● SET TASK A: According to the Jeff Genyk article, what record did he compile as head coach at Eastern Michigan?

● EXTRACT PROVIDED:
★ ★ ★ ★ ★ ★ ★

Jeff Genyk

Biographical details
- Born: August 22, 1960 (age 65) Ann Arbor, Michigan, U.S.

Playing career
- 1978–1981: Bowling Green
- Position(s): Quarterback

Coaching career (HC unless noted)
- 1990–1992: Grand Rapids (QB/TE)
- 1992–1993: Northwestern (GA)
- 1994–1995: Northwestern (DFO)
- 1996: Northwestern (ST/ILB)
- 1997: Northwestern (ST/OLB)
- 1998: Northwestern (ST/S)
- 1999–2003: Northwestern (ST/RB)
- 2004–2008: Eastern Michigan
- 2010–2012: California (ST/TE)
- 2013: Nevada (ST/RB)
- 2013–2014: Wisconsin (ST/TE)
- 2015: Northwestern (QC)
- 2016–2017: Vanderbilt (ST/RB)
- 2018–2021: Northwestern (ST)
- 2022–2023: Northwestern (ST/TE)

Head coaching record
- Overall: 16–42

= Jeff Genyk =

American football player and coach (born 1960)

Jeffrey George Genyk (/ˈdʒɛnɪk/ JEN-ik; born August 22, 1960) is an American football coach and former player. He most recently served as the special teams coordinator for Northwestern. Genyk served as the head football coach at Eastern Michigan University from 2004 to 2008, compiling a record of 16–42 in five seasons. He was a television analyst for Atlantic Coast Conference football for ESPN during the 2009 season.

★ ★ ★ ★ ★ ★ ★

● SET TASK B: Copy the entries word for word, from their first line through the line containing "more-insurers-chip[interactable]: +2 <box>727".

★ ★ ★ ★ ★ ★ ★

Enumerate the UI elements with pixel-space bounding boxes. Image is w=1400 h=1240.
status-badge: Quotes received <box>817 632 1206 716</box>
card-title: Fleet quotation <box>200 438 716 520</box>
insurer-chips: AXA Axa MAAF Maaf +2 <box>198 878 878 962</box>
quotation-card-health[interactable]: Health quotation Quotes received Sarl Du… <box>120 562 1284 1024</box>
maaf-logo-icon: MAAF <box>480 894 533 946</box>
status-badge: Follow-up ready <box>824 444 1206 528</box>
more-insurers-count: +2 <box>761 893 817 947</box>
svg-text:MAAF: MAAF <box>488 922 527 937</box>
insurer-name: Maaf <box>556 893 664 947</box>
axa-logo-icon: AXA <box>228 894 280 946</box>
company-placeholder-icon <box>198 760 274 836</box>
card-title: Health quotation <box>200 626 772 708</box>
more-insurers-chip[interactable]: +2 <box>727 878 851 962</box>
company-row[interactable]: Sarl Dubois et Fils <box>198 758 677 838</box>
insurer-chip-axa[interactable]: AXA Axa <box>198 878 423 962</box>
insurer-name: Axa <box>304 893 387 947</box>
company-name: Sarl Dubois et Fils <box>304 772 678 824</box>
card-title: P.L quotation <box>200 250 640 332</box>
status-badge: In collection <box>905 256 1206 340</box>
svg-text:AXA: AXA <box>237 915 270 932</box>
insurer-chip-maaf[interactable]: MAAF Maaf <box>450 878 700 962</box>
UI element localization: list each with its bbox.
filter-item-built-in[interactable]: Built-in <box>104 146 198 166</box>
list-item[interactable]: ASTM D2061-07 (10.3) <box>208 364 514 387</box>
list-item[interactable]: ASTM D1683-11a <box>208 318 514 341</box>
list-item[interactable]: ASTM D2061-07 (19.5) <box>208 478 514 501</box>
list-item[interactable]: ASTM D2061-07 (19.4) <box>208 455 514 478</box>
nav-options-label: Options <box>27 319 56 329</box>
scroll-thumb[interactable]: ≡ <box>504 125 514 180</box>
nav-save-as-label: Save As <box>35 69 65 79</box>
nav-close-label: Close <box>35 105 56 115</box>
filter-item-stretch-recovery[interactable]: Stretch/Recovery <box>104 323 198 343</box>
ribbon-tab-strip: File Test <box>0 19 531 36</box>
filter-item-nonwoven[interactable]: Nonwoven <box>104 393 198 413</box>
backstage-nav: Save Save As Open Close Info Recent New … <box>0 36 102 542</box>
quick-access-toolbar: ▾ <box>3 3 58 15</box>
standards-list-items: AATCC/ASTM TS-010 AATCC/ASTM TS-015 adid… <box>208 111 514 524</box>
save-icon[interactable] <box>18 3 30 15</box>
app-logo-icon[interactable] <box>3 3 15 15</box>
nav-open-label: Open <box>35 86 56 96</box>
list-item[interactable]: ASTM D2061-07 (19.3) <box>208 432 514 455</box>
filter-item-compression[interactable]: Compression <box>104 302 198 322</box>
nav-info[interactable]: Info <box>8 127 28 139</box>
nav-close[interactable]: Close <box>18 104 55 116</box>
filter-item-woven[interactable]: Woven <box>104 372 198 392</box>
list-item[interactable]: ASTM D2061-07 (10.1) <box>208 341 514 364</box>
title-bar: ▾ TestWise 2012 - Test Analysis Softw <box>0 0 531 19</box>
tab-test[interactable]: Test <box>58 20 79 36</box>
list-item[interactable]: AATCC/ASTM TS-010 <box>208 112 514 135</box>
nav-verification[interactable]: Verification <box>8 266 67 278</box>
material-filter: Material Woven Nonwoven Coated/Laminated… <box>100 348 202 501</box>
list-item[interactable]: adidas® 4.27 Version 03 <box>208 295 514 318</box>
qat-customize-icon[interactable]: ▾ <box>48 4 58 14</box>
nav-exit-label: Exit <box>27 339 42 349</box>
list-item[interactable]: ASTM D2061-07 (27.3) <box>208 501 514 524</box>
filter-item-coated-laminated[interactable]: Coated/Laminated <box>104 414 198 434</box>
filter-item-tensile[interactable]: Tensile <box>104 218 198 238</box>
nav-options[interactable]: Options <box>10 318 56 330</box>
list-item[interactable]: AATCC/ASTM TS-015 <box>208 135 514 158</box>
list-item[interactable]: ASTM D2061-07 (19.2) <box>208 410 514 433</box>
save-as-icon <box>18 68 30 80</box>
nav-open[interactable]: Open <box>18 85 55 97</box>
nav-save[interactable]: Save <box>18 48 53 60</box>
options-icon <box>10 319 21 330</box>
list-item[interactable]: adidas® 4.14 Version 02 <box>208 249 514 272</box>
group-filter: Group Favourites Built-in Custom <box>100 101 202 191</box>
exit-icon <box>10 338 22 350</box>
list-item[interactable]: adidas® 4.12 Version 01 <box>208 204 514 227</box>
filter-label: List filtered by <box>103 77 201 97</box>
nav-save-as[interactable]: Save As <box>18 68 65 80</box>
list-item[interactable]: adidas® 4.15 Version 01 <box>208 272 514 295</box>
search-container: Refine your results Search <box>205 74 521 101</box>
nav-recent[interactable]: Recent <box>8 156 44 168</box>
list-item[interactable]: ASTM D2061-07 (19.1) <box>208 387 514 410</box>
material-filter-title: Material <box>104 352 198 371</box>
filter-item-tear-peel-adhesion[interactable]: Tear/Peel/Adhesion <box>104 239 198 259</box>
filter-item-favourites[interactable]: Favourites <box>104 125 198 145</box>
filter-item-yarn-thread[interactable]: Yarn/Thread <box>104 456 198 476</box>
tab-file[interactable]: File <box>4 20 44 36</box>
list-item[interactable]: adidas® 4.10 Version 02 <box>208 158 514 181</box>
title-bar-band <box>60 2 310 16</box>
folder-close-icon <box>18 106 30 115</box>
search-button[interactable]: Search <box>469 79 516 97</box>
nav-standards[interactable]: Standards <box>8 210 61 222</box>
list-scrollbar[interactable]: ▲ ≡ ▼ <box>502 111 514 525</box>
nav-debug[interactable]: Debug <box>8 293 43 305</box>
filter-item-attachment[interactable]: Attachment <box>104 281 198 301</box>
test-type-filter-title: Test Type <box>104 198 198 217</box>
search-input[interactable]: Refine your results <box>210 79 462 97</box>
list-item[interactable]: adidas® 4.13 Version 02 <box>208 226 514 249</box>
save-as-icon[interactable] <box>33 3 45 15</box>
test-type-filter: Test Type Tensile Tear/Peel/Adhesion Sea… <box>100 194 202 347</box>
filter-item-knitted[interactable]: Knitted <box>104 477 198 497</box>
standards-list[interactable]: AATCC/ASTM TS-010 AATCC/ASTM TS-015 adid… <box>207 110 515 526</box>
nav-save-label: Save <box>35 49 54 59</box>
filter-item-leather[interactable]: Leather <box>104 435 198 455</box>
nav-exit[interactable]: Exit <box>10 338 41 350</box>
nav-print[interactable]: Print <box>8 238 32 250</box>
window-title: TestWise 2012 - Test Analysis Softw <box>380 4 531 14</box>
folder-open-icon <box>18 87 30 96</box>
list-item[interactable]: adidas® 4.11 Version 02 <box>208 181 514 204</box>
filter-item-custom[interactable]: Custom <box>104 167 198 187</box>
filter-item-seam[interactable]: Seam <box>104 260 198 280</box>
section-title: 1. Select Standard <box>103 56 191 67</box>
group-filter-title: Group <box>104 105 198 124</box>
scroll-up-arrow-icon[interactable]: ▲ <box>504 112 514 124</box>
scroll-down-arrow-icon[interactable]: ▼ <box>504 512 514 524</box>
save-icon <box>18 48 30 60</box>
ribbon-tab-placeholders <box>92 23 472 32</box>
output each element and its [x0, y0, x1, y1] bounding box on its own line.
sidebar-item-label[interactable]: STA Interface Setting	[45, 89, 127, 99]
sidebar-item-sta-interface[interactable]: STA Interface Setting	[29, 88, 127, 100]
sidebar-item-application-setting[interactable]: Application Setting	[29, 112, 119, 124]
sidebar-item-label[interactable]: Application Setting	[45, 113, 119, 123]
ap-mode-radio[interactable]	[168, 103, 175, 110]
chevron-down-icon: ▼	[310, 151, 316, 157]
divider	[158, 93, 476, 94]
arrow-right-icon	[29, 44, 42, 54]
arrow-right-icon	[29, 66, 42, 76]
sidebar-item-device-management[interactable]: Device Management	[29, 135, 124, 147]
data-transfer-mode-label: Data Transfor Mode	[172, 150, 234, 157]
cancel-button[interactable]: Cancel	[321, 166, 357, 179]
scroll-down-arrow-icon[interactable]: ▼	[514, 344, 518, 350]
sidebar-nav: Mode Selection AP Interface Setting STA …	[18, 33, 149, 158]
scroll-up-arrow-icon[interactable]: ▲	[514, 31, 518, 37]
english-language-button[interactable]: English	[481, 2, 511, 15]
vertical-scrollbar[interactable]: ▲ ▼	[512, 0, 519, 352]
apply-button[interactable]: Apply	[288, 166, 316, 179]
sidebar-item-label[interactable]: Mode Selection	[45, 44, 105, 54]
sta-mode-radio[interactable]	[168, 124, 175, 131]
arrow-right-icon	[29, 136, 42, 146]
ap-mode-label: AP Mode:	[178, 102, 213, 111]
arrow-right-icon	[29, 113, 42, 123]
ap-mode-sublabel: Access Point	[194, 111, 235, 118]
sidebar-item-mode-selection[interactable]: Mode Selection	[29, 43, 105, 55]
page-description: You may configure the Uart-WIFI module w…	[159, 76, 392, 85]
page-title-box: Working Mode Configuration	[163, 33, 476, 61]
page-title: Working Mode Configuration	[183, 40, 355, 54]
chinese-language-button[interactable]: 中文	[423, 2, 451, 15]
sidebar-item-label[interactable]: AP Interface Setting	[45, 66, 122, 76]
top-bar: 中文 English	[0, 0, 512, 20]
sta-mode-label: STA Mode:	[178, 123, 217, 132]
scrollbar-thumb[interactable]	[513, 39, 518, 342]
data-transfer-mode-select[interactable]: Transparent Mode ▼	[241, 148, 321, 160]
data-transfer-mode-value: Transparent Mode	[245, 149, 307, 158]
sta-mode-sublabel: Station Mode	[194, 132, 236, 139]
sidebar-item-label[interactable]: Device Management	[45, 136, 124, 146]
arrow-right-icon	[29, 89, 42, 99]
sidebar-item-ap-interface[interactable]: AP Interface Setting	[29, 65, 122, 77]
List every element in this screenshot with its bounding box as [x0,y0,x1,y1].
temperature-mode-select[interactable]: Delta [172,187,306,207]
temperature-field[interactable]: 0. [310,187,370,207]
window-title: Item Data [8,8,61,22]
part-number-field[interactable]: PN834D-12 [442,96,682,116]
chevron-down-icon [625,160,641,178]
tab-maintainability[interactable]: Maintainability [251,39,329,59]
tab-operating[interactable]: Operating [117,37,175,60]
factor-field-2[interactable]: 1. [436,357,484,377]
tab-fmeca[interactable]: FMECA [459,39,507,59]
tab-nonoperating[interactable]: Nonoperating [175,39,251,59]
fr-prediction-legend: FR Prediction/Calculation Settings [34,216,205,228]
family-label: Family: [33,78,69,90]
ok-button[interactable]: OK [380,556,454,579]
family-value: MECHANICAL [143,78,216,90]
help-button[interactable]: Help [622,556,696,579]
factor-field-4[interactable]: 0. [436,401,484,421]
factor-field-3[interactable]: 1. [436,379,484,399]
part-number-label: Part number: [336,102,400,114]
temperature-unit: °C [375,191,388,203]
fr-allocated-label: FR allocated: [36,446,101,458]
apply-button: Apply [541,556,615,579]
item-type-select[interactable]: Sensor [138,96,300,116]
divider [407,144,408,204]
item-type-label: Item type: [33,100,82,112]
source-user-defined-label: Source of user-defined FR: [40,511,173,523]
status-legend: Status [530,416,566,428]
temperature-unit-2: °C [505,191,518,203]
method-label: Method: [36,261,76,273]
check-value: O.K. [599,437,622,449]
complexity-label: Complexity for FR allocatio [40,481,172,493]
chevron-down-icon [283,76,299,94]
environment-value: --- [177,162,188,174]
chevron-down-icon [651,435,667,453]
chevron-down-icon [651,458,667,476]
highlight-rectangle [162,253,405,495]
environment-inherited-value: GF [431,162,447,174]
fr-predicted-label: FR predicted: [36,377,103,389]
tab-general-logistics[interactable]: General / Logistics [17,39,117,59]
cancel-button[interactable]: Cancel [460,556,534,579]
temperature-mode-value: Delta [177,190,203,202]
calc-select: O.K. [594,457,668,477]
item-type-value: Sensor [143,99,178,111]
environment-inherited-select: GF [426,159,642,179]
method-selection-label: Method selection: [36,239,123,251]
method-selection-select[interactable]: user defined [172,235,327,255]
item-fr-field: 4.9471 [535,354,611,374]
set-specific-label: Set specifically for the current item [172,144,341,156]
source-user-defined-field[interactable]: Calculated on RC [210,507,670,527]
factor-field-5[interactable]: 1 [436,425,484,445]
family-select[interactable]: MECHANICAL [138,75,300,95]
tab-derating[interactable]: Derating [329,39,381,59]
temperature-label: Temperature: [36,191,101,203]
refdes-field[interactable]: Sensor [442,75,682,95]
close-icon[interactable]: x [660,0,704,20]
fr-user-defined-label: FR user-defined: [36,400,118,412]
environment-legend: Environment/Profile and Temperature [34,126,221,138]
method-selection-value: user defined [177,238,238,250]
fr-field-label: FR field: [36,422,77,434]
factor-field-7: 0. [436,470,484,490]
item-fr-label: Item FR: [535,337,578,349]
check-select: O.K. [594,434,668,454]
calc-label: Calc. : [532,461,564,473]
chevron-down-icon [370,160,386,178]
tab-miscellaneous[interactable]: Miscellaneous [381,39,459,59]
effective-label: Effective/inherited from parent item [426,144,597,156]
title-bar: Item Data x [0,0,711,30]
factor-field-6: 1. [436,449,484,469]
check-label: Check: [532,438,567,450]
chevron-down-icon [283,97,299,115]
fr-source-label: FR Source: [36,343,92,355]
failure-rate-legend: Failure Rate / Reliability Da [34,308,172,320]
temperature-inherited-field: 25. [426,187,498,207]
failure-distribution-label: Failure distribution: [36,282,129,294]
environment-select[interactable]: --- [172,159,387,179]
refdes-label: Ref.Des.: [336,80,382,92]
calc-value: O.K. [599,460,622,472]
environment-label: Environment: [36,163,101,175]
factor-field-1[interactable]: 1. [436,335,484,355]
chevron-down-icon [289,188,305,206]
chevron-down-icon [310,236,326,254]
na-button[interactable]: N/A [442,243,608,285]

★ ★ ★ ★ ★ ★ ★

● FINISHED ANSWER A: 16–42 in five seasons (2004 to 2008).

● FINISHED ANSWER B:
Enumerate the UI elements with pixel-space bounding boxes. Image is w=1400 h=1240.
status-badge: Quotes received <box>817 632 1206 716</box>
card-title: Fleet quotation <box>200 438 716 520</box>
insurer-chips: AXA Axa MAAF Maaf +2 <box>198 878 878 962</box>
quotation-card-health[interactable]: Health quotation Quotes received Sarl Du… <box>120 562 1284 1024</box>
maaf-logo-icon: MAAF <box>480 894 533 946</box>
status-badge: Follow-up ready <box>824 444 1206 528</box>
more-insurers-count: +2 <box>761 893 817 947</box>
svg-text:MAAF: MAAF <box>488 922 527 937</box>
insurer-name: Maaf <box>556 893 664 947</box>
axa-logo-icon: AXA <box>228 894 280 946</box>
company-placeholder-icon <box>198 760 274 836</box>
card-title: Health quotation <box>200 626 772 708</box>
more-insurers-chip[interactable]: +2 <box>727 878 851 962</box>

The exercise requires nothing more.